# Start of Extracted entries

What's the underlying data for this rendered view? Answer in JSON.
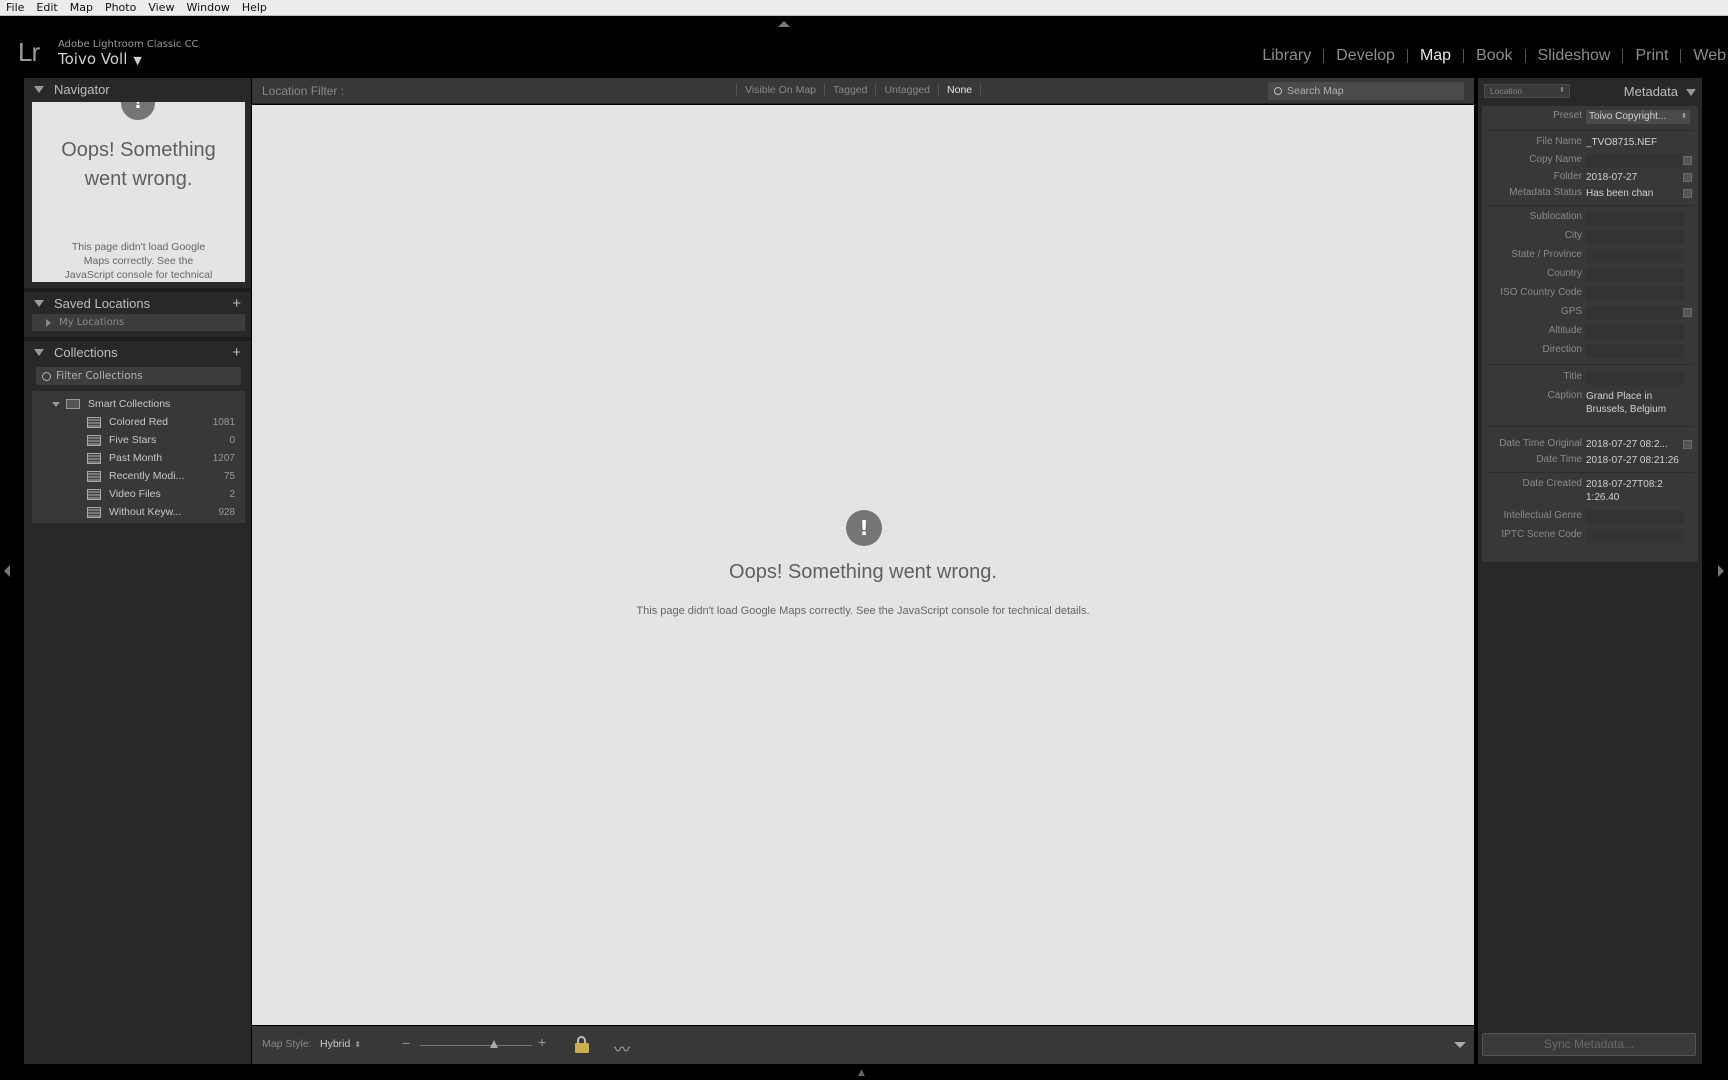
{
  "menu": [
    "File",
    "Edit",
    "Map",
    "Photo",
    "View",
    "Window",
    "Help"
  ],
  "identity": {
    "logo": "Lr",
    "app_name": "Adobe Lightroom Classic CC",
    "user": "Toivo Voll"
  },
  "modules": [
    {
      "label": "Library",
      "active": false
    },
    {
      "label": "Develop",
      "active": false
    },
    {
      "label": "Map",
      "active": true
    },
    {
      "label": "Book",
      "active": false
    },
    {
      "label": "Slideshow",
      "active": false
    },
    {
      "label": "Print",
      "active": false
    },
    {
      "label": "Web",
      "active": false
    }
  ],
  "navigator": {
    "title": "Navigator",
    "error_title": "Oops! Something went wrong.",
    "error_body": "This page didn't load Google Maps correctly. See the JavaScript console for technical"
  },
  "saved_locations": {
    "title": "Saved Locations",
    "add": "+",
    "root": "My Locations"
  },
  "collections": {
    "title": "Collections",
    "add": "+",
    "filter_placeholder": "Filter Collections",
    "group": "Smart Collections",
    "items": [
      {
        "name": "Colored Red",
        "count": "1081"
      },
      {
        "name": "Five Stars",
        "count": "0"
      },
      {
        "name": "Past Month",
        "count": "1207"
      },
      {
        "name": "Recently Modi...",
        "count": "75"
      },
      {
        "name": "Video Files",
        "count": "2"
      },
      {
        "name": "Without Keyw...",
        "count": "928"
      }
    ]
  },
  "location_filter": {
    "label": "Location Filter :",
    "options": [
      {
        "label": "Visible On Map",
        "active": false
      },
      {
        "label": "Tagged",
        "active": false
      },
      {
        "label": "Untagged",
        "active": false
      },
      {
        "label": "None",
        "active": true
      }
    ],
    "search_placeholder": "Search Map"
  },
  "map": {
    "error_icon": "!",
    "error_title": "Oops! Something went wrong.",
    "error_body": "This page didn't load Google Maps correctly. See the JavaScript console for technical details."
  },
  "map_toolbar": {
    "style_label": "Map Style:",
    "style_value": "Hybrid",
    "zoom_minus": "−",
    "zoom_plus": "+",
    "zoom_level": 0.66
  },
  "metadata": {
    "title": "Metadata",
    "set": "Location",
    "preset_label": "Preset",
    "preset_value": "Toivo Copyright...",
    "file_name_label": "File Name",
    "file_name": "_TVO8715.NEF",
    "copy_name_label": "Copy Name",
    "folder_label": "Folder",
    "folder": "2018-07-27",
    "metadata_status_label": "Metadata Status",
    "metadata_status": "Has been chan",
    "sublocation_label": "Sublocation",
    "city_label": "City",
    "state_label": "State / Province",
    "country_label": "Country",
    "iso_label": "ISO Country Code",
    "gps_label": "GPS",
    "altitude_label": "Altitude",
    "direction_label": "Direction",
    "title_label": "Title",
    "caption_label": "Caption",
    "caption": "Grand Place in Brussels, Belgium",
    "dto_label": "Date Time Original",
    "dto": "2018-07-27 08:2...",
    "dt_label": "Date Time",
    "dt": "2018-07-27 08:21:26",
    "created_label": "Date Created",
    "created": "2018-07-27T08:21:26.40",
    "genre_label": "Intellectual Genre",
    "scene_label": "IPTC Scene Code"
  },
  "sync_button": "Sync Metadata..."
}
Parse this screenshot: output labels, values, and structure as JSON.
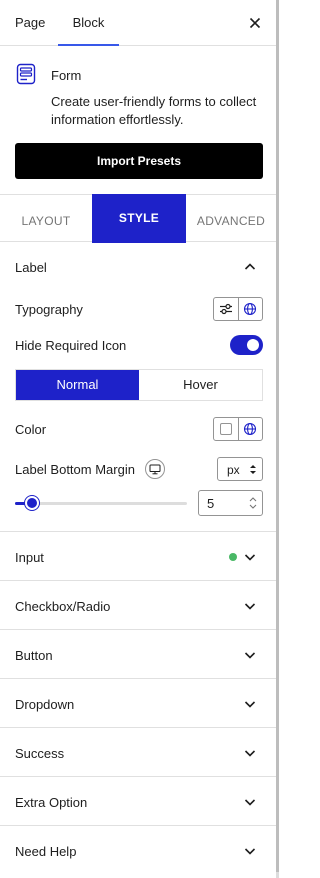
{
  "top_tabs": {
    "page": "Page",
    "block": "Block"
  },
  "block_card": {
    "name": "Form",
    "description": "Create user-friendly forms to collect information effortlessly."
  },
  "import_button": "Import Presets",
  "style_tabs": {
    "layout": "LAYOUT",
    "style": "STYLE",
    "advanced": "ADVANCED"
  },
  "label_section": {
    "title": "Label",
    "typography": "Typography",
    "hide_required_icon": "Hide Required Icon",
    "hide_required_icon_enabled": true,
    "states": {
      "normal": "Normal",
      "hover": "Hover",
      "active": "Normal"
    },
    "color": "Color",
    "bottom_margin": {
      "label": "Label Bottom Margin",
      "unit": "px",
      "value": "5",
      "slider_fraction": 0.1
    }
  },
  "sections": [
    {
      "title": "Input",
      "status": "active"
    },
    {
      "title": "Checkbox/Radio"
    },
    {
      "title": "Button"
    },
    {
      "title": "Dropdown"
    },
    {
      "title": "Success"
    },
    {
      "title": "Extra Option"
    },
    {
      "title": "Need Help"
    }
  ],
  "colors": {
    "accent": "#1e22c9",
    "tab_underline": "#3858e9",
    "status_green": "#4ab866"
  }
}
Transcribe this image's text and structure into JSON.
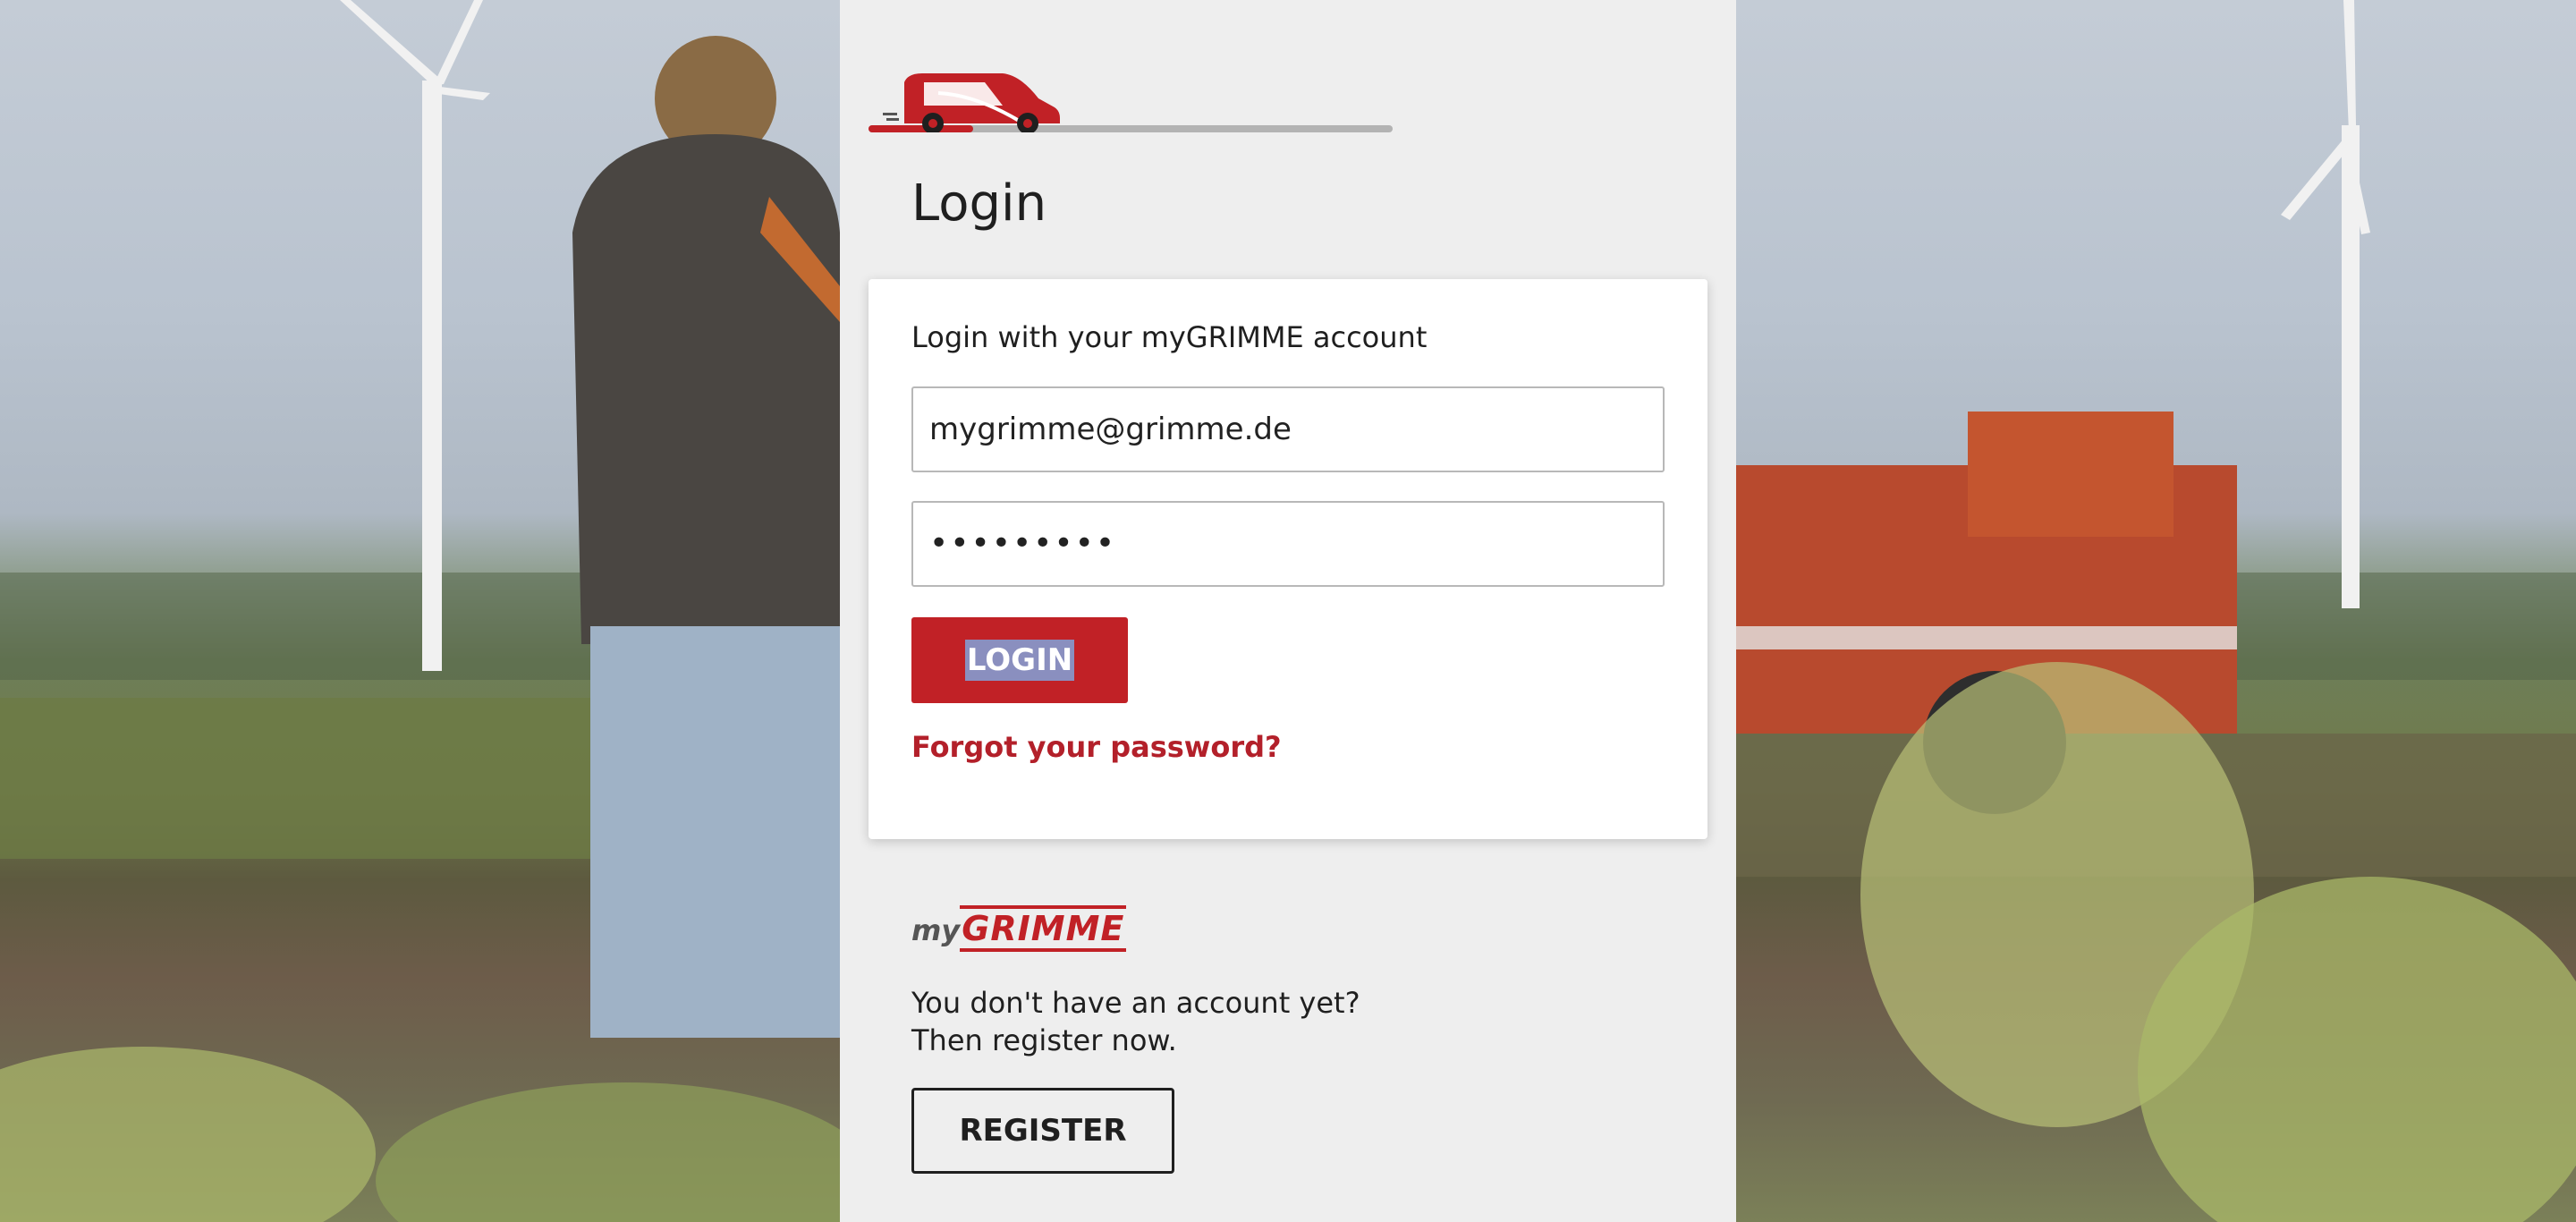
{
  "progress": {
    "fraction": 0.2
  },
  "page": {
    "title": "Login"
  },
  "login_card": {
    "heading": "Login with your myGRIMME account",
    "email_value": "mygrimme@grimme.de",
    "password_value": "•••••••••",
    "login_button": "LOGIN",
    "forgot_link": "Forgot your password?"
  },
  "brand": {
    "my": "my",
    "grimme": "GRIMME"
  },
  "register": {
    "line1": "You don't have an account yet?",
    "line2": "Then register now.",
    "button": "REGISTER"
  },
  "colors": {
    "accent": "#c12126",
    "panel_bg": "#eeeeee",
    "card_bg": "#ffffff"
  },
  "icons": {
    "progress": "van-icon"
  }
}
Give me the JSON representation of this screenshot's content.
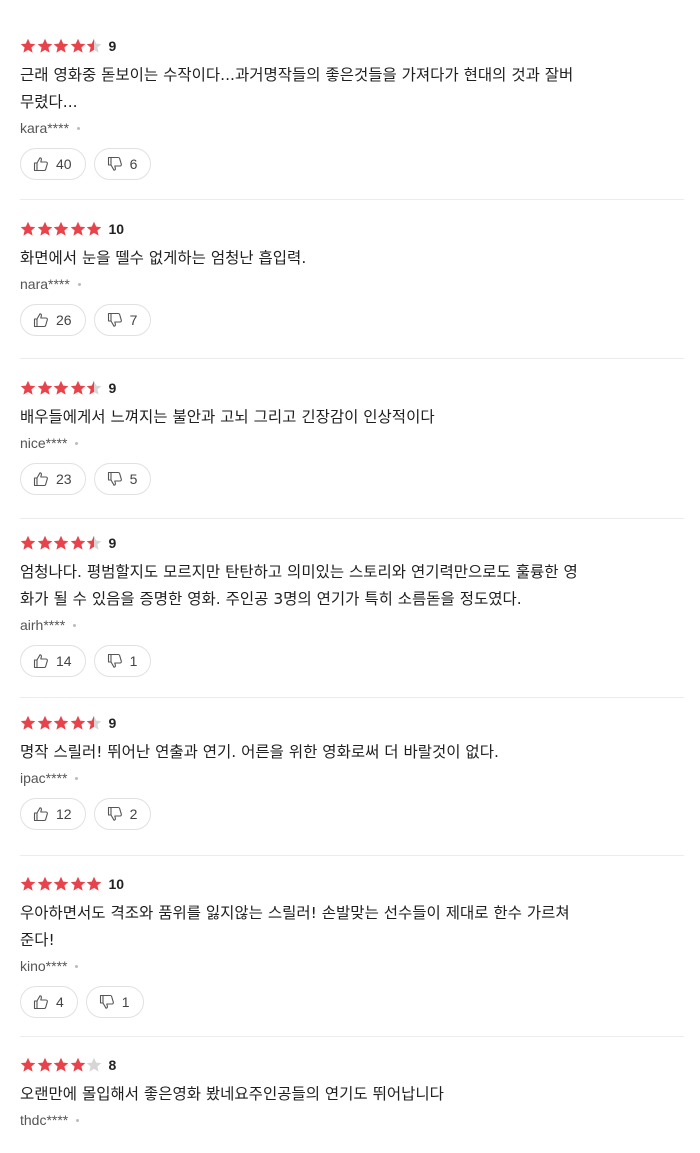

# End of Extracted entries

*Stated task:*
Every record above must be given again exactly; drop the pictures.

*Response for this exercise:*
What's the underlying data for this rendered view? Answer in JSON.
{
  "menu": [
    "File",
    "Edit",
    "Map",
    "Photo",
    "View",
    "Window",
    "Help"
  ],
  "identity": {
    "logo": "Lr",
    "app_name": "Adobe Lightroom Classic CC",
    "user": "Toivo Voll"
  },
  "modules": [
    {
      "label": "Library",
      "active": false
    },
    {
      "label": "Develop",
      "active": false
    },
    {
      "label": "Map",
      "active": true
    },
    {
      "label": "Book",
      "active": false
    },
    {
      "label": "Slideshow",
      "active": false
    },
    {
      "label": "Print",
      "active": false
    },
    {
      "label": "Web",
      "active": false
    }
  ],
  "navigator": {
    "title": "Navigator",
    "error_title": "Oops! Something went wrong.",
    "error_body": "This page didn't load Google Maps correctly. See the JavaScript console for technical"
  },
  "saved_locations": {
    "title": "Saved Locations",
    "add": "+",
    "root": "My Locations"
  },
  "collections": {
    "title": "Collections",
    "add": "+",
    "filter_placeholder": "Filter Collections",
    "group": "Smart Collections",
    "items": [
      {
        "name": "Colored Red",
        "count": "1081"
      },
      {
        "name": "Five Stars",
        "count": "0"
      },
      {
        "name": "Past Month",
        "count": "1207"
      },
      {
        "name": "Recently Modi...",
        "count": "75"
      },
      {
        "name": "Video Files",
        "count": "2"
      },
      {
        "name": "Without Keyw...",
        "count": "928"
      }
    ]
  },
  "location_filter": {
    "label": "Location Filter :",
    "options": [
      {
        "label": "Visible On Map",
        "active": false
      },
      {
        "label": "Tagged",
        "active": false
      },
      {
        "label": "Untagged",
        "active": false
      },
      {
        "label": "None",
        "active": true
      }
    ],
    "search_placeholder": "Search Map"
  },
  "map": {
    "error_icon": "!",
    "error_title": "Oops! Something went wrong.",
    "error_body": "This page didn't load Google Maps correctly. See the JavaScript console for technical details."
  },
  "map_toolbar": {
    "style_label": "Map Style:",
    "style_value": "Hybrid",
    "zoom_minus": "−",
    "zoom_plus": "+",
    "zoom_level": 0.66
  },
  "metadata": {
    "title": "Metadata",
    "set": "Location",
    "preset_label": "Preset",
    "preset_value": "Toivo Copyright...",
    "file_name_label": "File Name",
    "file_name": "_TVO8715.NEF",
    "copy_name_label": "Copy Name",
    "folder_label": "Folder",
    "folder": "2018-07-27",
    "metadata_status_label": "Metadata Status",
    "metadata_status": "Has been chan",
    "sublocation_label": "Sublocation",
    "city_label": "City",
    "state_label": "State / Province",
    "country_label": "Country",
    "iso_label": "ISO Country Code",
    "gps_label": "GPS",
    "altitude_label": "Altitude",
    "direction_label": "Direction",
    "title_label": "Title",
    "caption_label": "Caption",
    "caption": "Grand Place in Brussels, Belgium",
    "dto_label": "Date Time Original",
    "dto": "2018-07-27 08:2...",
    "dt_label": "Date Time",
    "dt": "2018-07-27 08:21:26",
    "created_label": "Date Created",
    "created": "2018-07-27T08:21:26.40",
    "genre_label": "Intellectual Genre",
    "scene_label": "IPTC Scene Code"
  },
  "sync_button": "Sync Metadata..."
}
Parse this screenshot: output labels, values, and structure as JSON.
{
  "top_tabs": {
    "page": "Page",
    "block": "Block"
  },
  "block_card": {
    "name": "Form",
    "description": "Create user-friendly forms to collect information effortlessly."
  },
  "import_button": "Import Presets",
  "style_tabs": {
    "layout": "LAYOUT",
    "style": "STYLE",
    "advanced": "ADVANCED"
  },
  "label_section": {
    "title": "Label",
    "typography": "Typography",
    "hide_required_icon": "Hide Required Icon",
    "hide_required_icon_enabled": true,
    "states": {
      "normal": "Normal",
      "hover": "Hover",
      "active": "Normal"
    },
    "color": "Color",
    "bottom_margin": {
      "label": "Label Bottom Margin",
      "unit": "px",
      "value": "5",
      "slider_fraction": 0.1
    }
  },
  "sections": [
    {
      "title": "Input",
      "status": "active"
    },
    {
      "title": "Checkbox/Radio"
    },
    {
      "title": "Button"
    },
    {
      "title": "Dropdown"
    },
    {
      "title": "Success"
    },
    {
      "title": "Extra Option"
    },
    {
      "title": "Need Help"
    }
  ],
  "colors": {
    "accent": "#1e22c9",
    "tab_underline": "#3858e9",
    "status_green": "#4ab866"
  }
}
Transcribe this image's text and structure into JSON.
{
  "progress": {
    "fraction": 0.2
  },
  "page": {
    "title": "Login"
  },
  "login_card": {
    "heading": "Login with your myGRIMME account",
    "email_value": "mygrimme@grimme.de",
    "password_value": "•••••••••",
    "login_button": "LOGIN",
    "forgot_link": "Forgot your password?"
  },
  "brand": {
    "my": "my",
    "grimme": "GRIMME"
  },
  "register": {
    "line1": "You don't have an account yet?",
    "line2": "Then register now.",
    "button": "REGISTER"
  },
  "colors": {
    "accent": "#c12126",
    "panel_bg": "#eeeeee",
    "card_bg": "#ffffff"
  },
  "icons": {
    "progress": "van-icon"
  }
}
Give me the JSON representation of this screenshot's content.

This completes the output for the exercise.